**Supplied text**
--

In fairness to Franklin D. Roosevelt, he didn’t want to do it. But, Sewell Avery, the CEO of Montgomery Ward, was refusing to work with labor unions, and the US was a country at war.

At the time, Chicago-based Montgomery Ward was equivalent to Amazon today. According to Matthew Waxman, a law professor at Columbia University, “By 1943, Montgomery Ward served 30 million customers not only through mail-order deliveries but also via 600 stores and 78,000 employees in 47 states. Two-fifths of U.S. mail-order business went through Montgomery Ward, as did one-fifth of all manufactured products purchased by American farmers.”
Avery had capitulated to Roosevelt once in 1942, but by the beginning months of 1944, he was not having it. Roosevelt’s fear was that a labor strike would interfere with the war effort, and according to the War Labor Disputes Act of 1943, the National War Labor Board could get in the middle of anything that might lead to a “substantial interference with the war effort.”
According to Waxman, Montgomery Ward’s attorneys maintained that Roosevelt was overstepping in the matter. On April 25, 1944, Roosevelt issued Executive Order 9438, where he proclaimed “that there are existing and threatened interruptions of the operations of the plants and facilities of Montgomery Ward and Company, located in Chicago, Illinois, as a result of labor disturbances arising from the failure of Montgomery Ward and Company to comply with directive orders of the National War Labor Board.”
Roosevelt ordered his then Secretary of Commerce, Jesse H. Jones, who hailed from my hometown of Houston, Texas, to seize control of Montgomery Ward’s headquarters, retail store, mail order house and warehouse in Chicago and to operate them for the “successful prosecution of the war.”
When a federal dispatch consisting of US Marshalls, deputies and soldiers visited Avery at the headquarters they were not only met with verbal resistance, but Avery refused to leave his office chair leading to the amusing photo that headlined throughout the country at time showing him being literally carried out of his office.

--

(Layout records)
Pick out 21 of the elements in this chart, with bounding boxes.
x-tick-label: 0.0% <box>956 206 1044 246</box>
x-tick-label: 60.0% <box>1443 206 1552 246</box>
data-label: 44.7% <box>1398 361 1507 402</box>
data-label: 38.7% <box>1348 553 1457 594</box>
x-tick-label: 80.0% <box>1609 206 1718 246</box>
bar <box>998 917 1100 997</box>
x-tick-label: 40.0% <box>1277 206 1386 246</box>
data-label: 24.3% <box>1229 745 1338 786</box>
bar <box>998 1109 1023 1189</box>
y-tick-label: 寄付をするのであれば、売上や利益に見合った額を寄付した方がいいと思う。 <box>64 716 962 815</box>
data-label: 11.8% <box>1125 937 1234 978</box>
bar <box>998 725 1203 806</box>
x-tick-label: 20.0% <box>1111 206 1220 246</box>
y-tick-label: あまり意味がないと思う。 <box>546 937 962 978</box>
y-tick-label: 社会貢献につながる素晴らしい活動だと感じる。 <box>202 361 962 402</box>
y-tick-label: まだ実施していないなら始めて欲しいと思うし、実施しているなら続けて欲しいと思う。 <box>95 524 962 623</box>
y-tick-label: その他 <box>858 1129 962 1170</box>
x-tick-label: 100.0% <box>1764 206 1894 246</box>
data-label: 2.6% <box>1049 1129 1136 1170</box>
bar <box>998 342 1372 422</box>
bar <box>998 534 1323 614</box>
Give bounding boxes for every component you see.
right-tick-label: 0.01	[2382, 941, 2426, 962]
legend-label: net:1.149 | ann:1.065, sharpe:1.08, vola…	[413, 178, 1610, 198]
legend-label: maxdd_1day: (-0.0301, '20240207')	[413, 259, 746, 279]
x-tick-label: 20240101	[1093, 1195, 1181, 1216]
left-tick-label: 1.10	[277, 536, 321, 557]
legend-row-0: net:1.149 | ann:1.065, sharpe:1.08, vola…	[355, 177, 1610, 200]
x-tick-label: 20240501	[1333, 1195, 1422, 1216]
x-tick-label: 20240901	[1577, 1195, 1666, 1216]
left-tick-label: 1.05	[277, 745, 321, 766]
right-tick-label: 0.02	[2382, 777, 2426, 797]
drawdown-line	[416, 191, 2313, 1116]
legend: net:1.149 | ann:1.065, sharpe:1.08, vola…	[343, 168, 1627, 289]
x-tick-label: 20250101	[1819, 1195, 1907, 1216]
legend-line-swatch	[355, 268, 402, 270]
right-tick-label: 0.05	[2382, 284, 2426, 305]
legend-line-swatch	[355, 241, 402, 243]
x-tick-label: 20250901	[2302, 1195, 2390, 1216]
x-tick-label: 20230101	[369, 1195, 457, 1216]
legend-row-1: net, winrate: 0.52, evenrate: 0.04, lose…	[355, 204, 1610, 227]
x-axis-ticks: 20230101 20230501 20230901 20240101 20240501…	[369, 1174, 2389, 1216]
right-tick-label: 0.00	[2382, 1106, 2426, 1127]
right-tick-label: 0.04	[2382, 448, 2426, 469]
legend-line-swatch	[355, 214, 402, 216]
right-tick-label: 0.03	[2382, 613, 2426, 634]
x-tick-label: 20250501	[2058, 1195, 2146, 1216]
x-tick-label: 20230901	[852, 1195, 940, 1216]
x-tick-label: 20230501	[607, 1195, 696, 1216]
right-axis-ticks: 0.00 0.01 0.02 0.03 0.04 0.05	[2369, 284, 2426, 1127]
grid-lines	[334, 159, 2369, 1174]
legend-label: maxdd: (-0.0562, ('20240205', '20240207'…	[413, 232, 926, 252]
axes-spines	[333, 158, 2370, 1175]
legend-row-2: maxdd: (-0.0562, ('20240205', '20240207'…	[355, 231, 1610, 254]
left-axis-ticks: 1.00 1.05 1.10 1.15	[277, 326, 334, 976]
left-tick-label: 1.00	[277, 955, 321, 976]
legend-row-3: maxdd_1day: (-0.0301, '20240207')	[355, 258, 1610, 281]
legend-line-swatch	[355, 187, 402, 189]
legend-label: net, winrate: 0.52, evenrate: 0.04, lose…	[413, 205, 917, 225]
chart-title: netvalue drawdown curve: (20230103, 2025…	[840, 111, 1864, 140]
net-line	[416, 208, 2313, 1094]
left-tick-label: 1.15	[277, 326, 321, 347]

--

**Brief 1**
Copy word for word the part of the Montgomery Ward passage starting at "In fairness to" and ending at "country at war.".
**Brief 2**
According to the Montgomery Ward passage, what executive order did Roosevelt issue on April 25, 1944?
**Brief 3**
Write the next part of the passage about Roosevelt and Montgomery Ward, continuing on from its final sentence.

**Task output 1**
In fairness to Franklin D. Roosevelt, he didn’t want to do it. But, Sewell Avery, the CEO of Montgomery Ward, was refusing to work with labor unions, and the US was a country at war.

**Task output 2**
Executive Order 9438

**Task output 3**
Source: Iconic Photos
Waxman, who made the extraordinary effort to read and summarize for us the very best part of Attorney General Francis Biddle’s memories on the incident who noted that Secretary of War Henry Stimson had pleaded unsuccessfully with Roosevelt that “[E]very man was needed in the war effort; it is a great army, Mr. President, it must not be sent to act as clerks to sell women’s panties over the counter of a store.”
As a woman, I take exception to the fact that Stimson found our under-clothing the furthest possible thing from a successful prosecution of the war, but I get his point, rude as it may be.
Avery fired back in several ways including a statement released to the Associated Press on May 10, 1944 and reprinted in the New York Times where he called the seizure illegal and demanded that the matter be resolved in court. “Ward’s has been deprived of its property by force and bayonets,” he wrote.
According to Waxman, due to public disapproval, the government released Montgomery Ward back to Avery two weeks later, but then seized the company again, and this time they seized control in nine cities including Chicago after a labor strike broke out at the end of 1944. Litigation ensued and it looked like the government would win, but the end of the war brought an end to the matter.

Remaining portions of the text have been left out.